→ **Task brief**
Search the data below for "label"; list each line that holds it.

begin Dataset content

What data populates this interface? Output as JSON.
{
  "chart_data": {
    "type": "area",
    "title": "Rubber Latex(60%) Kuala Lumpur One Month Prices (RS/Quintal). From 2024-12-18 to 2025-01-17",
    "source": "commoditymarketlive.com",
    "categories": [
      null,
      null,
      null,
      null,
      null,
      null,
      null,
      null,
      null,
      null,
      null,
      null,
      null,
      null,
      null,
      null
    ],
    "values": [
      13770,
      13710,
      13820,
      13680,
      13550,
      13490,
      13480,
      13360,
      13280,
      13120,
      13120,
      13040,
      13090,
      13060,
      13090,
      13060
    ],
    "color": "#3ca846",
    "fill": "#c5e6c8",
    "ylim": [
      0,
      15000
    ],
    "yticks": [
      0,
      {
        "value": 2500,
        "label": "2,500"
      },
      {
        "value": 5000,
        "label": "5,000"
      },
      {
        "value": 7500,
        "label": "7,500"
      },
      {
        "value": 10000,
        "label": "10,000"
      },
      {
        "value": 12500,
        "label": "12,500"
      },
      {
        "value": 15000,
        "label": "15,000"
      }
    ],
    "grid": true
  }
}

end Dataset content

→ **Solution for this task**
        "label": "2,500"
        "label": "5,000"
        "label": "7,500"
        "label": "10,000"
        "label": "12,500"
        "label": "15,000"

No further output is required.